Excerpt from a dataset:
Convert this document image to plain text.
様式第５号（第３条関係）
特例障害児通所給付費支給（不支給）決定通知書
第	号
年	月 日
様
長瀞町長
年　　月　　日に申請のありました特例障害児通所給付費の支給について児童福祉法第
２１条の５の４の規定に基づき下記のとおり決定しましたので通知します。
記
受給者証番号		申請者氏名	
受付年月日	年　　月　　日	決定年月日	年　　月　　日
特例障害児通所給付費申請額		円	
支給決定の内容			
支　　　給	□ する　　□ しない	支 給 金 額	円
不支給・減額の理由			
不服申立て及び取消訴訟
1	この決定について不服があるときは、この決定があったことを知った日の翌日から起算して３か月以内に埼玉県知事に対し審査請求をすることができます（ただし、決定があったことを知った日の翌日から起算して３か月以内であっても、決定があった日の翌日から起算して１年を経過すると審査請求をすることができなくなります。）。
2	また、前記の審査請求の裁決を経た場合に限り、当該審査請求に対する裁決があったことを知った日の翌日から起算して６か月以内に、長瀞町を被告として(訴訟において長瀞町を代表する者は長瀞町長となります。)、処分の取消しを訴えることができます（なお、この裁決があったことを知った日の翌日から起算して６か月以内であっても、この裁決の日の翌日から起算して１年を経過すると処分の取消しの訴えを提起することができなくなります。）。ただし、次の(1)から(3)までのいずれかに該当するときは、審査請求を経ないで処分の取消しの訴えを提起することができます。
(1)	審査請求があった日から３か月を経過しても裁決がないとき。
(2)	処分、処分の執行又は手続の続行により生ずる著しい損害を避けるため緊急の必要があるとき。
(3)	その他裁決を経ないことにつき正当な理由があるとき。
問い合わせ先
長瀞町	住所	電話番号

» **Task statement**
Give back the whole listing exactly as it reads.

» **Final answer**
Convert this document image to plain text.
様式第５号（第３条関係）
特例障害児通所給付費支給（不支給）決定通知書
第	号
年	月 日
様
長瀞町長
年　　月　　日に申請のありました特例障害児通所給付費の支給について児童福祉法第
２１条の５の４の規定に基づき下記のとおり決定しましたので通知します。
記
受給者証番号		申請者氏名	
受付年月日	年　　月　　日	決定年月日	年　　月　　日
特例障害児通所給付費申請額		円	
支給決定の内容			
支　　　給	□ する　　□ しない	支 給 金 額	円
不支給・減額の理由			
不服申立て及び取消訴訟
1	この決定について不服があるときは、この決定があったことを知った日の翌日から起算して３か月以内に埼玉県知事に対し審査請求をすることができます（ただし、決定があったことを知った日の翌日から起算して３か月以内であっても、決定があった日の翌日から起算して１年を経過すると審査請求をすることができなくなります。）。
2	また、前記の審査請求の裁決を経た場合に限り、当該審査請求に対する裁決があったことを知った日の翌日から起算して６か月以内に、長瀞町を被告として(訴訟において長瀞町を代表する者は長瀞町長となります。)、処分の取消しを訴えることができます（なお、この裁決があったことを知った日の翌日から起算して６か月以内であっても、この裁決の日の翌日から起算して１年を経過すると処分の取消しの訴えを提起することができなくなります。）。ただし、次の(1)から(3)までのいずれかに該当するときは、審査請求を経ないで処分の取消しの訴えを提起することができます。
(1)	審査請求があった日から３か月を経過しても裁決がないとき。
(2)	処分、処分の執行又は手続の続行により生ずる著しい損害を避けるため緊急の必要があるとき。
(3)	その他裁決を経ないことにつき正当な理由があるとき。
問い合わせ先
長瀞町	住所	電話番号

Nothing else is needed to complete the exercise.